§ **What this task involves**
What is the count of lines in the listing below that hold the string "your"? Reply with that number alone.

§ **Records for this exercise**
□ □ □ □ □

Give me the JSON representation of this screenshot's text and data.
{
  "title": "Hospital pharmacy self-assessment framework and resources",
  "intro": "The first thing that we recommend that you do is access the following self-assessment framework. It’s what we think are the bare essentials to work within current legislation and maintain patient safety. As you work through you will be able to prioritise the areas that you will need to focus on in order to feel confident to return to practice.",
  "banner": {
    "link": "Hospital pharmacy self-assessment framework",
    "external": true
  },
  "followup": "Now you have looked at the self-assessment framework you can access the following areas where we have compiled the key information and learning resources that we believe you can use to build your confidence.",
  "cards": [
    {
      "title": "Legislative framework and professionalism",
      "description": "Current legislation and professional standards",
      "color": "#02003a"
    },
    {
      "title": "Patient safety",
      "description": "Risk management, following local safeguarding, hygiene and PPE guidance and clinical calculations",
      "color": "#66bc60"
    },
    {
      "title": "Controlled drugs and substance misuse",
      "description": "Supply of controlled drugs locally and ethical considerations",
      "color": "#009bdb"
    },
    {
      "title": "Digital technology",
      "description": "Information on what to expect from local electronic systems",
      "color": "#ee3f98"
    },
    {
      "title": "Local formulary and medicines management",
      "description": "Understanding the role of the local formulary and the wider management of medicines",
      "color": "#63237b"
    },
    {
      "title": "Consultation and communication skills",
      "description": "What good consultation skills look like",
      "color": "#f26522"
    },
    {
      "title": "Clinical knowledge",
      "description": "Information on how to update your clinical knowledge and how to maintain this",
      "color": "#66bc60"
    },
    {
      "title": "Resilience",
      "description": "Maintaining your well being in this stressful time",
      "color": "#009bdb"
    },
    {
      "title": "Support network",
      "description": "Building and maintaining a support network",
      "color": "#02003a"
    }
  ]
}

□ □ □ □ □

§ **Solution**
3